_STATED GOAL_
Pictures should be excluded; otherwise, copy every entry exactly.

Items from a data source:
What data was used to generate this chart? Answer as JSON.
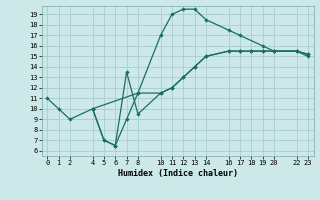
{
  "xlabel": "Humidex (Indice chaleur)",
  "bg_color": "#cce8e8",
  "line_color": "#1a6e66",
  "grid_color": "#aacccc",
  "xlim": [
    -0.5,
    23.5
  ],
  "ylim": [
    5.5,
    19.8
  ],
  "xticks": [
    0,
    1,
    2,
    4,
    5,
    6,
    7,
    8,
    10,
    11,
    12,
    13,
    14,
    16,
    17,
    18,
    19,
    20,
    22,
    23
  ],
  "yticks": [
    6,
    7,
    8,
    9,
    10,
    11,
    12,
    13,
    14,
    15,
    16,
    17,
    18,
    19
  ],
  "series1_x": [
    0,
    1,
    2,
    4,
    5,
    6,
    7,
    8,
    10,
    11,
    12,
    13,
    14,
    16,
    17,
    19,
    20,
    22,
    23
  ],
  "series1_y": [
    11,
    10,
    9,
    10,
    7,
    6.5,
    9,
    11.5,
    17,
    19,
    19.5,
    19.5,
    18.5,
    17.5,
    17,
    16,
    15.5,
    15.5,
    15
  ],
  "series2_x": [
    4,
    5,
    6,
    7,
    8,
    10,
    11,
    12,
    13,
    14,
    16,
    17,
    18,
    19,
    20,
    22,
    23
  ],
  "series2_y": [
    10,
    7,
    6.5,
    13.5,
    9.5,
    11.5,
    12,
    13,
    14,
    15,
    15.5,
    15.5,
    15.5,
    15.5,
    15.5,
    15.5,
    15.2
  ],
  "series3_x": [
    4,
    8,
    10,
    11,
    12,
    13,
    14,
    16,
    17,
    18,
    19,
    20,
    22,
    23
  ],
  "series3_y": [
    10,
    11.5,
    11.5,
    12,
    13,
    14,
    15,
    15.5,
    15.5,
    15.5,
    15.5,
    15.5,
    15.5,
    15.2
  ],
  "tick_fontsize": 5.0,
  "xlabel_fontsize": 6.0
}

_RESULT_
What data was used to generate this chart? Answer as JSON.
{
  "xlabel": "Humidex (Indice chaleur)",
  "bg_color": "#cce8e8",
  "line_color": "#1a6e66",
  "grid_color": "#aacccc",
  "xlim": [
    -0.5,
    23.5
  ],
  "ylim": [
    5.5,
    19.8
  ],
  "xticks": [
    0,
    1,
    2,
    4,
    5,
    6,
    7,
    8,
    10,
    11,
    12,
    13,
    14,
    16,
    17,
    18,
    19,
    20,
    22,
    23
  ],
  "yticks": [
    6,
    7,
    8,
    9,
    10,
    11,
    12,
    13,
    14,
    15,
    16,
    17,
    18,
    19
  ],
  "series1_x": [
    0,
    1,
    2,
    4,
    5,
    6,
    7,
    8,
    10,
    11,
    12,
    13,
    14,
    16,
    17,
    19,
    20,
    22,
    23
  ],
  "series1_y": [
    11,
    10,
    9,
    10,
    7,
    6.5,
    9,
    11.5,
    17,
    19,
    19.5,
    19.5,
    18.5,
    17.5,
    17,
    16,
    15.5,
    15.5,
    15
  ],
  "series2_x": [
    4,
    5,
    6,
    7,
    8,
    10,
    11,
    12,
    13,
    14,
    16,
    17,
    18,
    19,
    20,
    22,
    23
  ],
  "series2_y": [
    10,
    7,
    6.5,
    13.5,
    9.5,
    11.5,
    12,
    13,
    14,
    15,
    15.5,
    15.5,
    15.5,
    15.5,
    15.5,
    15.5,
    15.2
  ],
  "series3_x": [
    4,
    8,
    10,
    11,
    12,
    13,
    14,
    16,
    17,
    18,
    19,
    20,
    22,
    23
  ],
  "series3_y": [
    10,
    11.5,
    11.5,
    12,
    13,
    14,
    15,
    15.5,
    15.5,
    15.5,
    15.5,
    15.5,
    15.5,
    15.2
  ],
  "tick_fontsize": 5.0,
  "xlabel_fontsize": 6.0
}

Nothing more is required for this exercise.